■ **RECORDS**

-*-*-

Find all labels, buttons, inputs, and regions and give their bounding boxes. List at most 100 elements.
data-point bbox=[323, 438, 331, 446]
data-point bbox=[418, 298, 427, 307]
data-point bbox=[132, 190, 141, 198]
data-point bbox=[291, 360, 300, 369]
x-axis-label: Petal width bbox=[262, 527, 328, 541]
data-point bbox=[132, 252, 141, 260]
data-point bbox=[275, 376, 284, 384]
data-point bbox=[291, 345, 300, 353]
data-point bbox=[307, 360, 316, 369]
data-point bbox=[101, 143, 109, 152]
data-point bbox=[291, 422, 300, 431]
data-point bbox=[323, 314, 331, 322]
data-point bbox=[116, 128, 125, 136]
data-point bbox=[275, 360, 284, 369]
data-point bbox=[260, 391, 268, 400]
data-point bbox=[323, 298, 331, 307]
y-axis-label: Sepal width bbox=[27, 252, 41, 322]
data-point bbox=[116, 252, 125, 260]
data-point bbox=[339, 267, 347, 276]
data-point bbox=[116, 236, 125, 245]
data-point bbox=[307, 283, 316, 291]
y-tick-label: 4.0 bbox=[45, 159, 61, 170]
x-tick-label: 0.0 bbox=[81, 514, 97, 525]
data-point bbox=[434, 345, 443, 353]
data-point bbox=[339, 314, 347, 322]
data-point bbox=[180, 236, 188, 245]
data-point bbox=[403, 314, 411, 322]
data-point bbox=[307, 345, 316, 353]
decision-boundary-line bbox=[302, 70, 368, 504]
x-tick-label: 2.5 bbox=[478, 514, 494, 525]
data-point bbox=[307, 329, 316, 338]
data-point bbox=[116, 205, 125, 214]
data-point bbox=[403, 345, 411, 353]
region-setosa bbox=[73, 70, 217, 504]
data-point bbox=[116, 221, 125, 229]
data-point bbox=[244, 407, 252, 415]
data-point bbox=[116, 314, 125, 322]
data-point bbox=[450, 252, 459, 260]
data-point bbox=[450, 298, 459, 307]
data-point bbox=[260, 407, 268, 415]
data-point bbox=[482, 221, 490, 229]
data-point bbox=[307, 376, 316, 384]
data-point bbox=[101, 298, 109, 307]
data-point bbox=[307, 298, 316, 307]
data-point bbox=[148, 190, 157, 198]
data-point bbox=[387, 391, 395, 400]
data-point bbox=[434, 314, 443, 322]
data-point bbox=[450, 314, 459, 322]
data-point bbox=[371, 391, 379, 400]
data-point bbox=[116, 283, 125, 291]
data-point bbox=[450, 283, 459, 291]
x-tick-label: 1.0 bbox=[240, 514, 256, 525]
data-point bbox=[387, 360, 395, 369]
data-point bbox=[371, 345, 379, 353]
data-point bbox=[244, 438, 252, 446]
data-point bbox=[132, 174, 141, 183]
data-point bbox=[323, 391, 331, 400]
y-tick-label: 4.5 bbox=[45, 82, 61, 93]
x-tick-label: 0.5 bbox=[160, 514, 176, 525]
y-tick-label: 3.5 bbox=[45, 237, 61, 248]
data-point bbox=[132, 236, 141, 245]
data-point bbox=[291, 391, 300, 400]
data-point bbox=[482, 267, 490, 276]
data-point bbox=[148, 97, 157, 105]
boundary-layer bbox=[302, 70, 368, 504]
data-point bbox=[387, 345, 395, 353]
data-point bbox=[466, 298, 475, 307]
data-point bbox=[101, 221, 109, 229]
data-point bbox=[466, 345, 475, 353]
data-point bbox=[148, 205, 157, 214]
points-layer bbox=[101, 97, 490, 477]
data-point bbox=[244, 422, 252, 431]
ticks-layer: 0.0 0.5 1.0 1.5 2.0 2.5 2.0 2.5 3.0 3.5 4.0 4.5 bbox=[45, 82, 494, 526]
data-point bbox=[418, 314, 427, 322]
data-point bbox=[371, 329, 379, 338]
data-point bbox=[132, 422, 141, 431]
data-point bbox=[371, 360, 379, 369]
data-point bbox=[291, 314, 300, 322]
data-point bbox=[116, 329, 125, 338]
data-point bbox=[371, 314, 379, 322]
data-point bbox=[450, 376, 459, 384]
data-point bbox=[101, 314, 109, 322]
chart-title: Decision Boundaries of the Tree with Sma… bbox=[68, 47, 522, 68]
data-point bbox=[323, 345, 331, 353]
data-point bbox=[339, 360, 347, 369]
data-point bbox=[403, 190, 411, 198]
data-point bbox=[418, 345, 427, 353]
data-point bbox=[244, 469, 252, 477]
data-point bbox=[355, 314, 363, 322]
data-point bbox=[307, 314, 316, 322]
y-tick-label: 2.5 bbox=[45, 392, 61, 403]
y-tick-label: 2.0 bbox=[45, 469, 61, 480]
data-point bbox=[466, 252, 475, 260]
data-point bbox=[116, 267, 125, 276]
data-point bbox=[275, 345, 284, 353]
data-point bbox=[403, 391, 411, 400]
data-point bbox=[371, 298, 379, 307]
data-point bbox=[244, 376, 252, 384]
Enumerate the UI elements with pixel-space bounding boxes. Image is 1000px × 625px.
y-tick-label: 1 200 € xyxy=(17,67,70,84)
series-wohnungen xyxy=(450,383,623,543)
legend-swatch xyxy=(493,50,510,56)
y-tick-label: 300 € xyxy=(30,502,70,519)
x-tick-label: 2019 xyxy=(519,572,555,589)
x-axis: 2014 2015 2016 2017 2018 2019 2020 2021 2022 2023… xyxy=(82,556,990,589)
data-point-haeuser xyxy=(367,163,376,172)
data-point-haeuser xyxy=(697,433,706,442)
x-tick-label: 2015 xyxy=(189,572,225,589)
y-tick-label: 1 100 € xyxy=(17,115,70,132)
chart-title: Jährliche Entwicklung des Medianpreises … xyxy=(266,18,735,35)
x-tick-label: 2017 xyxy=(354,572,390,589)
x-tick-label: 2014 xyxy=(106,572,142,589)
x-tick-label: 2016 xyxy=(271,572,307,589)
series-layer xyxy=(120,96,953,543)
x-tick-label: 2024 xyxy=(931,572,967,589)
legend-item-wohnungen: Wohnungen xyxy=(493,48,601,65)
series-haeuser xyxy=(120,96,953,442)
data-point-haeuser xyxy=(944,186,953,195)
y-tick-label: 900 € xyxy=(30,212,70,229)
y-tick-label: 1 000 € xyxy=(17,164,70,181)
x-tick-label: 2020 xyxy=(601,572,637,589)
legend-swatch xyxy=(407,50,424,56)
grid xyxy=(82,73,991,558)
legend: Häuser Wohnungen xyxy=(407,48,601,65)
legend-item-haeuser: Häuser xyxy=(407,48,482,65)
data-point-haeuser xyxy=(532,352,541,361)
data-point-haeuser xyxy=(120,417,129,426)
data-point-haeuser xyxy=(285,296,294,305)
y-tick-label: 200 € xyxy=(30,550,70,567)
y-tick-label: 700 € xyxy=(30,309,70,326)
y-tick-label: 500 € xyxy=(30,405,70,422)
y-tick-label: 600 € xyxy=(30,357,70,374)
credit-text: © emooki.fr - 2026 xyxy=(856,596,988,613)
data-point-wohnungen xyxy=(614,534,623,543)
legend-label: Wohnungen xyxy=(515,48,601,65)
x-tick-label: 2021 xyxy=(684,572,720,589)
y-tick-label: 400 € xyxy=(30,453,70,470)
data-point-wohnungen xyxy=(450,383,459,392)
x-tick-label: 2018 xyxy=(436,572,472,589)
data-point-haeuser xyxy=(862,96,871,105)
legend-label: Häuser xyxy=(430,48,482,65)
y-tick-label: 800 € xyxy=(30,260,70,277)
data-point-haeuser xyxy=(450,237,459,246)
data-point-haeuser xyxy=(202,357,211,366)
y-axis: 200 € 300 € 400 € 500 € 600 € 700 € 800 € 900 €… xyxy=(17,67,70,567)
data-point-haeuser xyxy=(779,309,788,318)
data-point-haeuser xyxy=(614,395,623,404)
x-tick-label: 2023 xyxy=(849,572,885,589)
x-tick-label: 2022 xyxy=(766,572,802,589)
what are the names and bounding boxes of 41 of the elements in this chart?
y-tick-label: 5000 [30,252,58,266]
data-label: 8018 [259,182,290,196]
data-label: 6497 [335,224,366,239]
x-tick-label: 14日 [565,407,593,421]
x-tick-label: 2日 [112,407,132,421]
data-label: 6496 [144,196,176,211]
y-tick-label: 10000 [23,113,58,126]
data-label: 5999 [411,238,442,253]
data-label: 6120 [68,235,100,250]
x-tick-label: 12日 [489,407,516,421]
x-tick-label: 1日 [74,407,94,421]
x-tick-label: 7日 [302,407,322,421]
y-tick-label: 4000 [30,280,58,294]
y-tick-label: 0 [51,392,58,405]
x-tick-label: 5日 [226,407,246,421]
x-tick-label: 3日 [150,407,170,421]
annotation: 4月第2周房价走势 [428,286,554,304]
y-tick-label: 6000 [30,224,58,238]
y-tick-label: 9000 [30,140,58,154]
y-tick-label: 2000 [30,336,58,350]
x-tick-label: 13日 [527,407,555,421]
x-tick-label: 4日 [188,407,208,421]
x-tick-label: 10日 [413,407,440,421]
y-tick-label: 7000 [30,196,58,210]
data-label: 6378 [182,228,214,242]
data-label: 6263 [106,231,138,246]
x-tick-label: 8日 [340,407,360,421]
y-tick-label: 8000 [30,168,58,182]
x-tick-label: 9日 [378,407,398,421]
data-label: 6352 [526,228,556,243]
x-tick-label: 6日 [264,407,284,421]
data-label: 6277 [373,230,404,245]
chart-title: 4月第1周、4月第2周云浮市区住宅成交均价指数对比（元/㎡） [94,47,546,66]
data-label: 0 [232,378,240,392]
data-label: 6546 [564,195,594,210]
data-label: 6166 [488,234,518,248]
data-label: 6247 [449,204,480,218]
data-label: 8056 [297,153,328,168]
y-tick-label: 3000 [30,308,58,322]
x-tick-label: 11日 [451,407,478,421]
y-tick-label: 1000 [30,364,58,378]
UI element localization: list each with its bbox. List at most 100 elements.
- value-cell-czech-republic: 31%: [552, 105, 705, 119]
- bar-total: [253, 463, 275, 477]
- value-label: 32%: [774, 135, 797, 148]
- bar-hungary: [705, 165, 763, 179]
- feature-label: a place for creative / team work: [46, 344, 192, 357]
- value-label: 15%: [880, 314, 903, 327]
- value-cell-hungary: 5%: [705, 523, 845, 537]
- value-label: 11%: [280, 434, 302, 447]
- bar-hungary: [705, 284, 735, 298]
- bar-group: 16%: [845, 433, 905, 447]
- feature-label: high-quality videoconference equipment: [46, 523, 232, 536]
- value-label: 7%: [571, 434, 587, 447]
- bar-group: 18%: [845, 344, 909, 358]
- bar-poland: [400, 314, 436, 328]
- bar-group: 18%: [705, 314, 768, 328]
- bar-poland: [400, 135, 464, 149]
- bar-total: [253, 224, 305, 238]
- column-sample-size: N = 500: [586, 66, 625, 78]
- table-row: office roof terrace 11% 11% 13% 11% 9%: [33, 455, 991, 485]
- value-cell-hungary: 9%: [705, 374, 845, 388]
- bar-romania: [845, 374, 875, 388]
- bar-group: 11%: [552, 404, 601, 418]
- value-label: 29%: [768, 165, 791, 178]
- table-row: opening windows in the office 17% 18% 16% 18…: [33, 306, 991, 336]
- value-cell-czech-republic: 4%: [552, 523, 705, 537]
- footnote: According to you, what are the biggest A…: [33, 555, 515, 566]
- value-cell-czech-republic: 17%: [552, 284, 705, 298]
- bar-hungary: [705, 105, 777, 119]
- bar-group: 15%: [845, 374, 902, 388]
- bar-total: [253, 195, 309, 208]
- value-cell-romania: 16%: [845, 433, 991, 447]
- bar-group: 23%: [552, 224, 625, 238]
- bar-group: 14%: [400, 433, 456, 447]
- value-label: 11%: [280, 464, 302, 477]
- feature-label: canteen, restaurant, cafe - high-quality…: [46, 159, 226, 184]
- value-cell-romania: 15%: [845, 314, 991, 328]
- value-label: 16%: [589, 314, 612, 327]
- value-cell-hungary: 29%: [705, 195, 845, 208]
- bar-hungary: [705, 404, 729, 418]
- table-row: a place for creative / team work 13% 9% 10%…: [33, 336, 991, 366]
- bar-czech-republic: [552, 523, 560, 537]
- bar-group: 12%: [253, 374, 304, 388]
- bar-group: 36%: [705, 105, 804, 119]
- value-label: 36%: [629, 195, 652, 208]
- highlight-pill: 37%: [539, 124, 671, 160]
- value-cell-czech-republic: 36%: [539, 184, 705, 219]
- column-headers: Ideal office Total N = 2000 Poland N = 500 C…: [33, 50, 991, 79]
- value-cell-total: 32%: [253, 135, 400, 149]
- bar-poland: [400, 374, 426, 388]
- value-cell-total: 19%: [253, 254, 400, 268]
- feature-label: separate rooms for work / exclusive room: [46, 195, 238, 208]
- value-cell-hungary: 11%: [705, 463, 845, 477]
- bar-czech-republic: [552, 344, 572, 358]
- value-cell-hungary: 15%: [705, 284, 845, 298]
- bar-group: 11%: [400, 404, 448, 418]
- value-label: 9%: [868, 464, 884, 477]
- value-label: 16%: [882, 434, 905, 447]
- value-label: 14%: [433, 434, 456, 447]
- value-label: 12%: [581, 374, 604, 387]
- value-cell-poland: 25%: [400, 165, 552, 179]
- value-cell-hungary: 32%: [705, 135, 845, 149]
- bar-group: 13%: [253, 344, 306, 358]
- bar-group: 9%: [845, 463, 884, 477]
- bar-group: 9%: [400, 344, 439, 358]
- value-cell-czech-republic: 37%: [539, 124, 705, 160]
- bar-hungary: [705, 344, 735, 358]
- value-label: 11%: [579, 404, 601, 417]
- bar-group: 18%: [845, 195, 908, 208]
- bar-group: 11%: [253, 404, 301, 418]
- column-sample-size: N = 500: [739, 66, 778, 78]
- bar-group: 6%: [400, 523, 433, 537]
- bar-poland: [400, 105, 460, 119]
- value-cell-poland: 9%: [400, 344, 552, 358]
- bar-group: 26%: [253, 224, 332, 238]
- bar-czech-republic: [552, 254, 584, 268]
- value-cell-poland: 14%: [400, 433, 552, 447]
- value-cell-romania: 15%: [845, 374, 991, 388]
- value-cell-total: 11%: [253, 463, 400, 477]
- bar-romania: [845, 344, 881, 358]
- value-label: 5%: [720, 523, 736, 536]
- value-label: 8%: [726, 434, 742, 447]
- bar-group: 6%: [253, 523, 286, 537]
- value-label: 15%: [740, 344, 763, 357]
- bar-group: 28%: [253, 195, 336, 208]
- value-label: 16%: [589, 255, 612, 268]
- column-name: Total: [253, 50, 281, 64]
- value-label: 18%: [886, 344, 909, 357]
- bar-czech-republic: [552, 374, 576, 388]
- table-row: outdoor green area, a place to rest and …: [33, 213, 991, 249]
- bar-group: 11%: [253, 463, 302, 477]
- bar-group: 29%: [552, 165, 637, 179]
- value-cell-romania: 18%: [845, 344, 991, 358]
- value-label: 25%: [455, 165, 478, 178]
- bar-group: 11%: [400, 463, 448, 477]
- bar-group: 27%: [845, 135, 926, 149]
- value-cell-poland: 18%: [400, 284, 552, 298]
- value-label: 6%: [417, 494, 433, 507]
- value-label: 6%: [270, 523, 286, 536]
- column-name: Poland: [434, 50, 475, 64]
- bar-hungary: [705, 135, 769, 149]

-*-*-

■ **AIM**
Rewrite the records as a numbered list, from the first line up to and including the line that contains "data-point bbox=[116, 314, 125, 322]", and omit any blank lines.

■ **FINISHED ANSWER**
1. Find all labels, buttons, inputs, and regions and give their bounding boxes. List at most 100 elements.
2. data-point bbox=[323, 438, 331, 446]
3. data-point bbox=[418, 298, 427, 307]
4. data-point bbox=[132, 190, 141, 198]
5. data-point bbox=[291, 360, 300, 369]
6. x-axis-label: Petal width bbox=[262, 527, 328, 541]
7. data-point bbox=[132, 252, 141, 260]
8. data-point bbox=[275, 376, 284, 384]
9. data-point bbox=[291, 345, 300, 353]
10. data-point bbox=[307, 360, 316, 369]
11. data-point bbox=[101, 143, 109, 152]
12. data-point bbox=[291, 422, 300, 431]
13. data-point bbox=[323, 314, 331, 322]
14. data-point bbox=[116, 128, 125, 136]
15. data-point bbox=[275, 360, 284, 369]
16. data-point bbox=[260, 391, 268, 400]
17. data-point bbox=[323, 298, 331, 307]
18. y-axis-label: Sepal width bbox=[27, 252, 41, 322]
19. data-point bbox=[116, 252, 125, 260]
20. data-point bbox=[339, 267, 347, 276]
21. data-point bbox=[116, 236, 125, 245]
22. data-point bbox=[307, 283, 316, 291]
23. y-tick-label: 4.0 bbox=[45, 159, 61, 170]
24. x-tick-label: 0.0 bbox=[81, 514, 97, 525]
25. data-point bbox=[434, 345, 443, 353]
26. data-point bbox=[339, 314, 347, 322]
27. data-point bbox=[180, 236, 188, 245]
28. data-point bbox=[403, 314, 411, 322]
29. data-point bbox=[307, 345, 316, 353]
30. decision-boundary-line bbox=[302, 70, 368, 504]
31. x-tick-label: 2.5 bbox=[478, 514, 494, 525]
32. data-point bbox=[307, 329, 316, 338]
33. data-point bbox=[116, 205, 125, 214]
34. data-point bbox=[403, 345, 411, 353]
35. region-setosa bbox=[73, 70, 217, 504]
36. data-point bbox=[116, 221, 125, 229]
37. data-point bbox=[244, 407, 252, 415]
38. data-point bbox=[116, 314, 125, 322]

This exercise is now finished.